Write out each line from the data below that includes the word "else".

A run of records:
::::

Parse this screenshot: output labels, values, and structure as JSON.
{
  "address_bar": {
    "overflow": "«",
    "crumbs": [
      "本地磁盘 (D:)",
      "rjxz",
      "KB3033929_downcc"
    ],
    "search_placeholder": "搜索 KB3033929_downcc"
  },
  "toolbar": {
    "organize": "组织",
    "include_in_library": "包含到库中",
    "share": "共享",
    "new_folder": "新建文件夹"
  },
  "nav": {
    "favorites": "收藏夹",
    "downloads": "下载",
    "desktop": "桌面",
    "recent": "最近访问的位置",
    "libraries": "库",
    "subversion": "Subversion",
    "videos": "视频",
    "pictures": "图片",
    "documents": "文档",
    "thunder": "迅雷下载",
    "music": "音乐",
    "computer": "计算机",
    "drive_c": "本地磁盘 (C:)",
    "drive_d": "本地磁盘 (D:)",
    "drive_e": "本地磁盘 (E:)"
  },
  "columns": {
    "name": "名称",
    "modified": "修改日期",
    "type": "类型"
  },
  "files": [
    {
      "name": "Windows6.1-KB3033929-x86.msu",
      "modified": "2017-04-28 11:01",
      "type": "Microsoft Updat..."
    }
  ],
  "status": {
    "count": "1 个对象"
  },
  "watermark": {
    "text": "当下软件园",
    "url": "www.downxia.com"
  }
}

::::

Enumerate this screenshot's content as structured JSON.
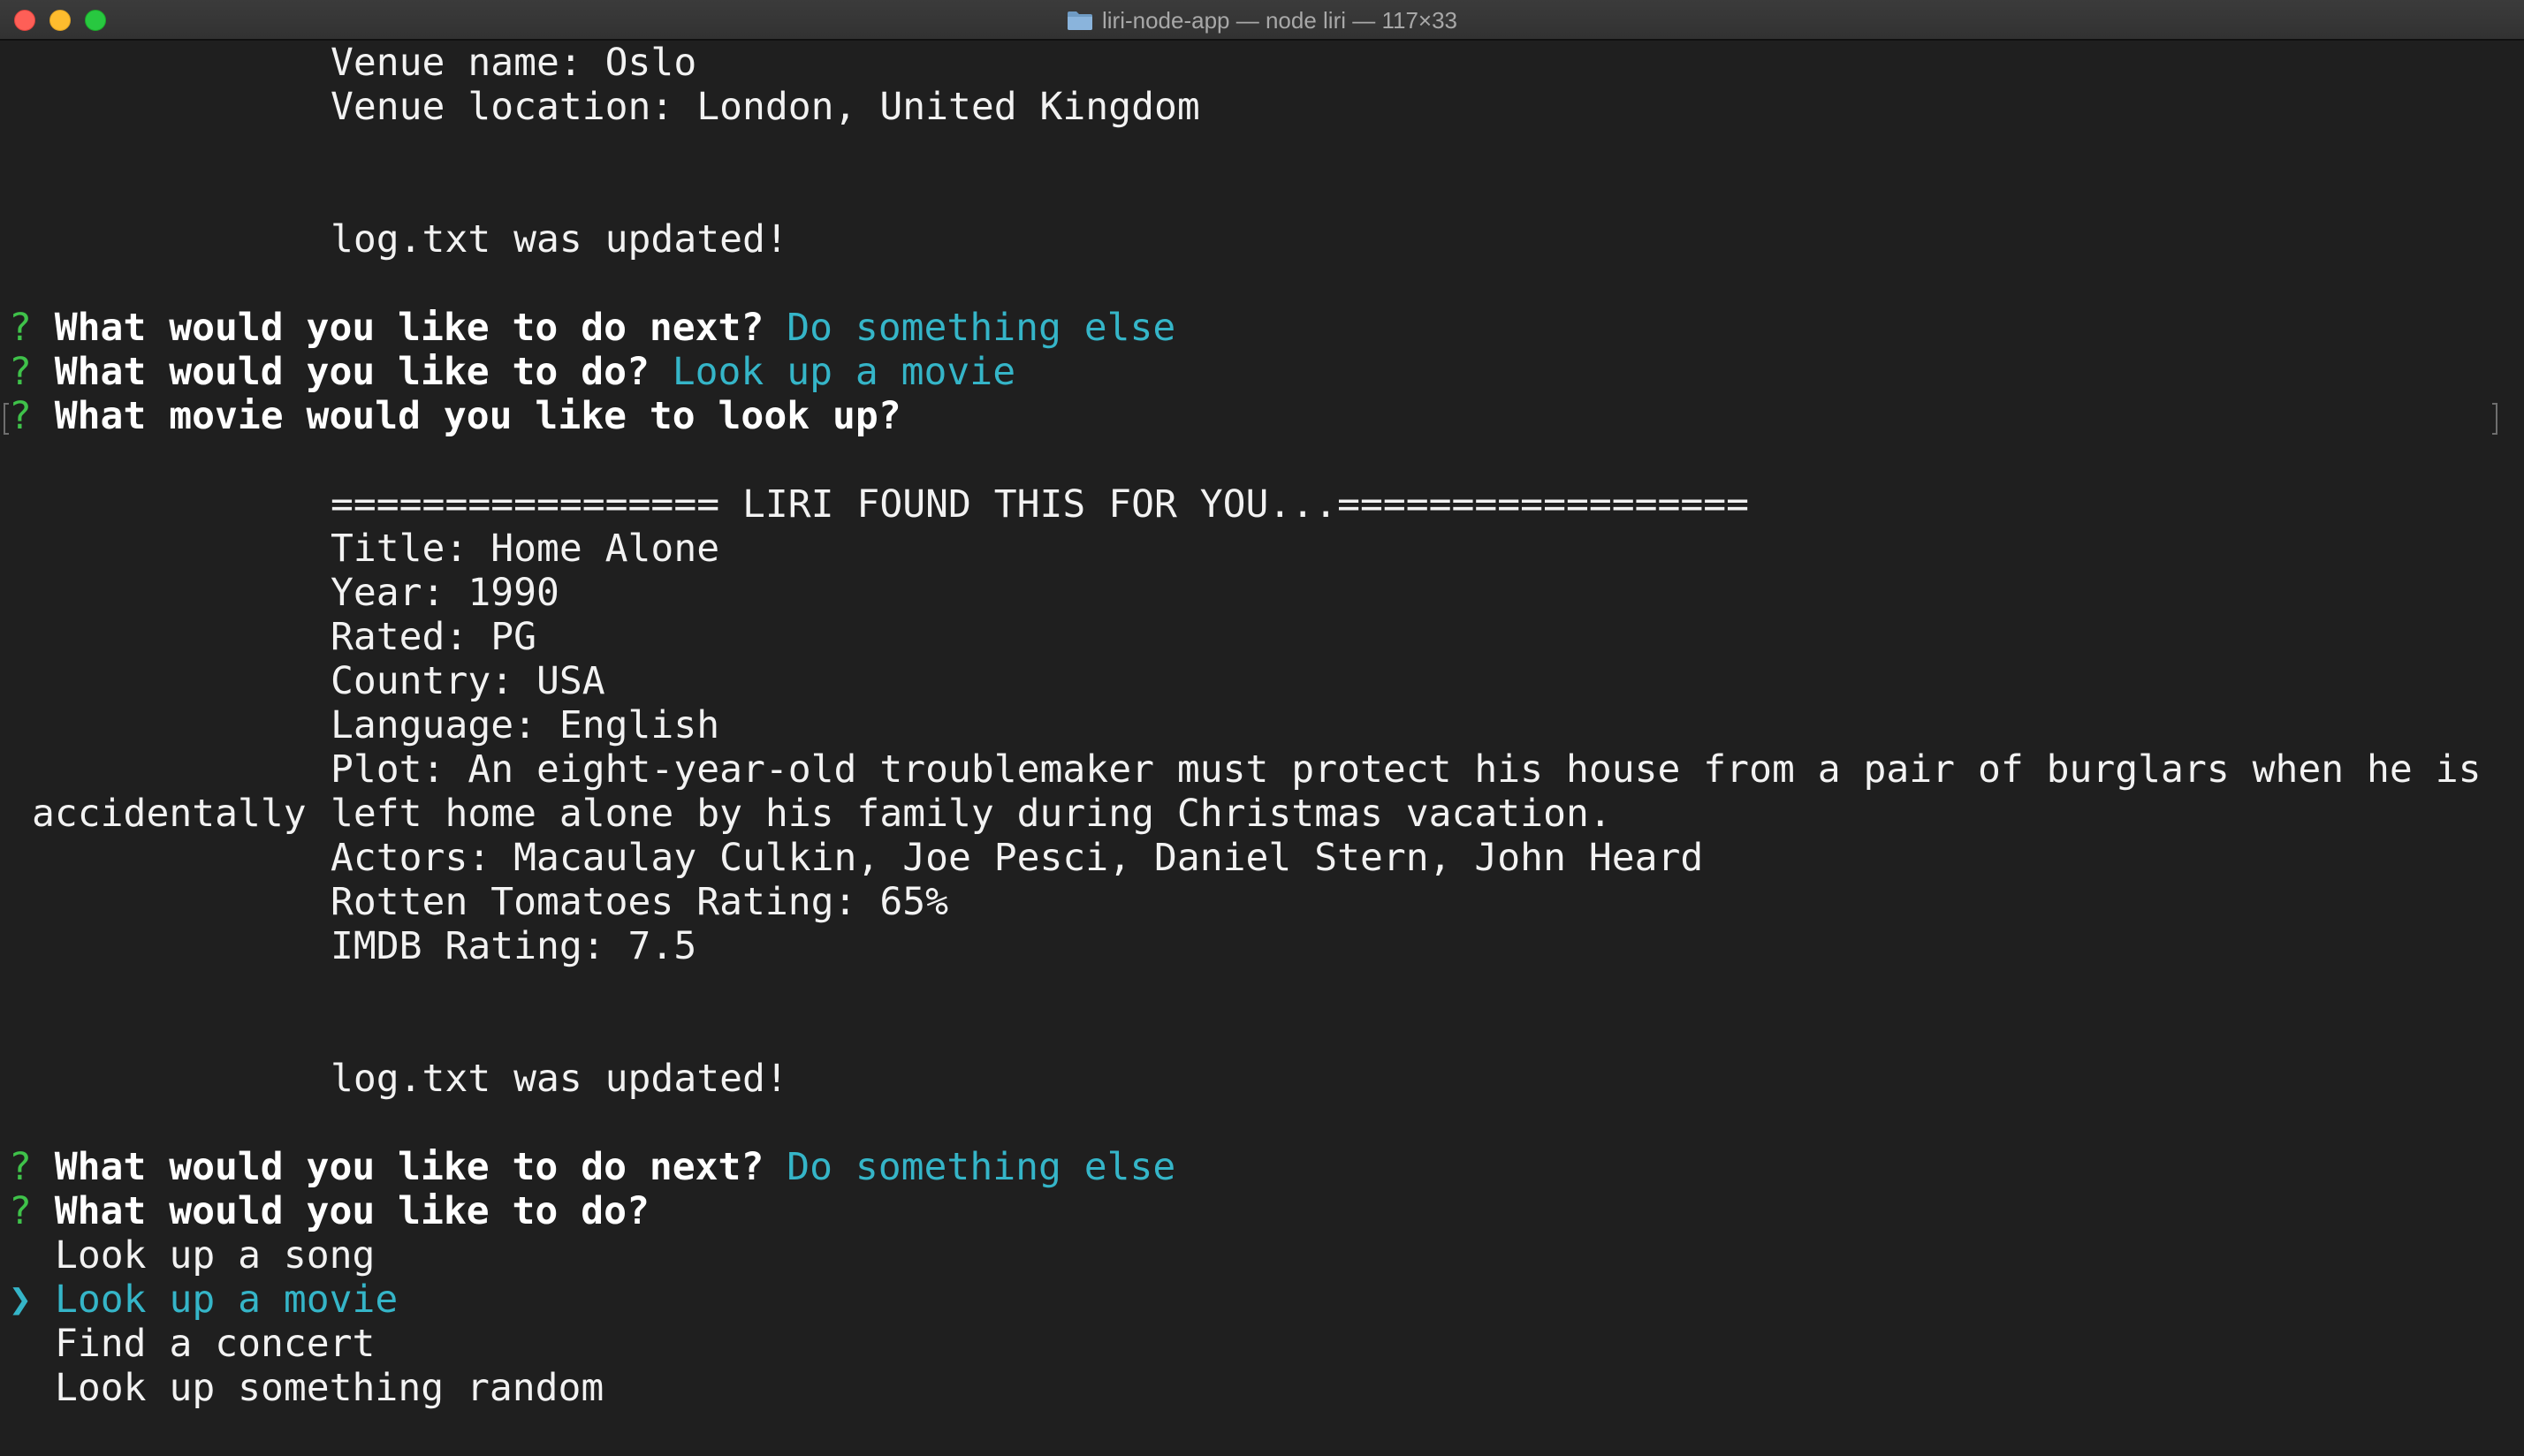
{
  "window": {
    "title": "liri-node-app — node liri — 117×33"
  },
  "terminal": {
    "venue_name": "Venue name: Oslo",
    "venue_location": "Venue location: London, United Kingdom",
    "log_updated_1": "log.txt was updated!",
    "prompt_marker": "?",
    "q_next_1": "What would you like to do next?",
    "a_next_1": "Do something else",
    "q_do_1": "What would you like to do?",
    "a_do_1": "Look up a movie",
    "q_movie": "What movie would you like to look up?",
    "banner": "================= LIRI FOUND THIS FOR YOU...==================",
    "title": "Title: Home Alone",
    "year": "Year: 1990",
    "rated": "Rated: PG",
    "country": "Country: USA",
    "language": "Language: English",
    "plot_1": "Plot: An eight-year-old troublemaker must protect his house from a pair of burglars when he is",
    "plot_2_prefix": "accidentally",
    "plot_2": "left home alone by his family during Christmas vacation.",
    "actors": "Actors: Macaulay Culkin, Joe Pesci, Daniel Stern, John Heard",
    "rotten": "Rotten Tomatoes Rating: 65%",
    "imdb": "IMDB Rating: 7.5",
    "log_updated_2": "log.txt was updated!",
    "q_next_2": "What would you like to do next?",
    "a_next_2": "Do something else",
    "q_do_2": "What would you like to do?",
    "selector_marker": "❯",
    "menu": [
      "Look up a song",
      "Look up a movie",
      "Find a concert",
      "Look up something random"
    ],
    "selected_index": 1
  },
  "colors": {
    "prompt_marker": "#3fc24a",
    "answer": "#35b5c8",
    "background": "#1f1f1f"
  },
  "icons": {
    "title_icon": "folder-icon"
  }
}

::::

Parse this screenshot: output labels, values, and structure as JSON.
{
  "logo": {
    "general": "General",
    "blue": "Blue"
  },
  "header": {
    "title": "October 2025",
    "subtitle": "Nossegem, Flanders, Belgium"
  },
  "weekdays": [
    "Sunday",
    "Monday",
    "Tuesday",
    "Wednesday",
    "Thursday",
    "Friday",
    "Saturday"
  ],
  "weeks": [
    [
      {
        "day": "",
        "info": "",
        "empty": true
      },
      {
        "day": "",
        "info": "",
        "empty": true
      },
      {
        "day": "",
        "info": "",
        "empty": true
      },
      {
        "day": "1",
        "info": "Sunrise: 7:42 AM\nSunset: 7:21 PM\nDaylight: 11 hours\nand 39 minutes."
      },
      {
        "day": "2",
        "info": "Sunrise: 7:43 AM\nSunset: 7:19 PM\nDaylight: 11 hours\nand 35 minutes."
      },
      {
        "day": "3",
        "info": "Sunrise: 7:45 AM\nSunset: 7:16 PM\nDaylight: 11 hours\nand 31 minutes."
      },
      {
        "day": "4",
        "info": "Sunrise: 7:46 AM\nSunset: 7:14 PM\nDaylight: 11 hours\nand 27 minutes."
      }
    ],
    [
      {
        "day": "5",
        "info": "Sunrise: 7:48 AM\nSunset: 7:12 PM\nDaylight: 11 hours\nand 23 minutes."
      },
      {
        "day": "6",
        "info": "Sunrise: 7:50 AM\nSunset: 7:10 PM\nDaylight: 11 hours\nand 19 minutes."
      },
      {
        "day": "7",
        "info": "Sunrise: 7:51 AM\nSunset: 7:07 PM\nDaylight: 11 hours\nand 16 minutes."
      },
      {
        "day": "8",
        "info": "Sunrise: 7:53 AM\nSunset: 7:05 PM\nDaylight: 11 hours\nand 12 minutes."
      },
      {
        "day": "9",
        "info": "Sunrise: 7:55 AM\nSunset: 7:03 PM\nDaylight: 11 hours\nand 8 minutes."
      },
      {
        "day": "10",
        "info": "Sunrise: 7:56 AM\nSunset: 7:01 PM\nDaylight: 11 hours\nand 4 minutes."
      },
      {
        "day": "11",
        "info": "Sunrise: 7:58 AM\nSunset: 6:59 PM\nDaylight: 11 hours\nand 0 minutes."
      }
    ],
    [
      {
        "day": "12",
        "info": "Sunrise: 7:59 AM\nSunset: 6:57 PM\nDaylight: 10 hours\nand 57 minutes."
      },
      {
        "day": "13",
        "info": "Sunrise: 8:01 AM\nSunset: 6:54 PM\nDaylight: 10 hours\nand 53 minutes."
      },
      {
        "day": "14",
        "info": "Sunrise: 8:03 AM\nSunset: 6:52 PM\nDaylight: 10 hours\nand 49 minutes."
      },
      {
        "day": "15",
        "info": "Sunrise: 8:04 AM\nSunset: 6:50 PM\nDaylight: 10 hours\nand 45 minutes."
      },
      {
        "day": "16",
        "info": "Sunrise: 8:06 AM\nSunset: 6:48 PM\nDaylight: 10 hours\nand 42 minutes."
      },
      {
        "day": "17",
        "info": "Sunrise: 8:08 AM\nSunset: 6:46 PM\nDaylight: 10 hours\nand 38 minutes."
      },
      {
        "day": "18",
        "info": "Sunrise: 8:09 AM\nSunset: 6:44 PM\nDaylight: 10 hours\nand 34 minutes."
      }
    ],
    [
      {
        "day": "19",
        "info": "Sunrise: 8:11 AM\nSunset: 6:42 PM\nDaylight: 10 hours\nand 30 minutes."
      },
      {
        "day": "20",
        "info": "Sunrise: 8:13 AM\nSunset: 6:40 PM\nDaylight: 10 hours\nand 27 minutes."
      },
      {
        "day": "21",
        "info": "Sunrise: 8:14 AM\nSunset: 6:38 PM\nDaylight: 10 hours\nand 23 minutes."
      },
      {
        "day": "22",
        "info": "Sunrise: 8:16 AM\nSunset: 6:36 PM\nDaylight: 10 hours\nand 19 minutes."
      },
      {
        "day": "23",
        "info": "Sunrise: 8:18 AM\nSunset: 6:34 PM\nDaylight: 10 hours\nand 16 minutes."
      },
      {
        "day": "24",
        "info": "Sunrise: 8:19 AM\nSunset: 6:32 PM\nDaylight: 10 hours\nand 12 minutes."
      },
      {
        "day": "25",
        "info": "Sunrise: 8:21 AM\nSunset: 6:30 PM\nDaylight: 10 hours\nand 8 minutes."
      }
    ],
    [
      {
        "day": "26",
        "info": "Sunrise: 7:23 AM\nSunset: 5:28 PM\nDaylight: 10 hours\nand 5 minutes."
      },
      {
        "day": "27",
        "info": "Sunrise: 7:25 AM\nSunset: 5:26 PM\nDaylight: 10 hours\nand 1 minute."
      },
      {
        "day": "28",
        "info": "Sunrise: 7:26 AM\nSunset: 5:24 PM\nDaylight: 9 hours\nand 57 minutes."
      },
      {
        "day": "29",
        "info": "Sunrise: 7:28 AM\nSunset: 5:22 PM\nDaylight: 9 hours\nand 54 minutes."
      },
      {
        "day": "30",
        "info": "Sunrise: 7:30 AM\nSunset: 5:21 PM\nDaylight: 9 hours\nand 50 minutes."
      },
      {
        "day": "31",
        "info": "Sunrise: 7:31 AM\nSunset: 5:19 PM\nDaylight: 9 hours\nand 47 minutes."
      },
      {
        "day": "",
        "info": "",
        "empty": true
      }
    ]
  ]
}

::::

** Response for this exercise **
    "a_next_1": "Do something else",
    "a_next_2": "Do something else",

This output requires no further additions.